__Exercise goal__:
Write out the entries again exactly as they are given.

[Data records]
◆ ◆ ◆ ◆ ◆

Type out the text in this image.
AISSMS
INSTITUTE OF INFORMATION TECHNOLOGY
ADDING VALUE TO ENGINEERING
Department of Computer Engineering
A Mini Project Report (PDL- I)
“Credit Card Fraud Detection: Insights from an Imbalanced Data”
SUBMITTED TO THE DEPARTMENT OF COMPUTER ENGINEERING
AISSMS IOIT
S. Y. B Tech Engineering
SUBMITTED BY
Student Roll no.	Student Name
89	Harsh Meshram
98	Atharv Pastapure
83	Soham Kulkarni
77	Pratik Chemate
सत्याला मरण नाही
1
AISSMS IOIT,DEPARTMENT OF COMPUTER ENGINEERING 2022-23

◆ ◆ ◆ ◆ ◆

__Result for this task__:
Type out the text in this image.
AISSMS
INSTITUTE OF INFORMATION TECHNOLOGY
ADDING VALUE TO ENGINEERING
Department of Computer Engineering
A Mini Project Report (PDL- I)
“Credit Card Fraud Detection: Insights from an Imbalanced Data”
SUBMITTED TO THE DEPARTMENT OF COMPUTER ENGINEERING
AISSMS IOIT
S. Y. B Tech Engineering
SUBMITTED BY
Student Roll no.	Student Name
89	Harsh Meshram
98	Atharv Pastapure
83	Soham Kulkarni
77	Pratik Chemate
सत्याला मरण नाही
1
AISSMS IOIT,DEPARTMENT OF COMPUTER ENGINEERING 2022-23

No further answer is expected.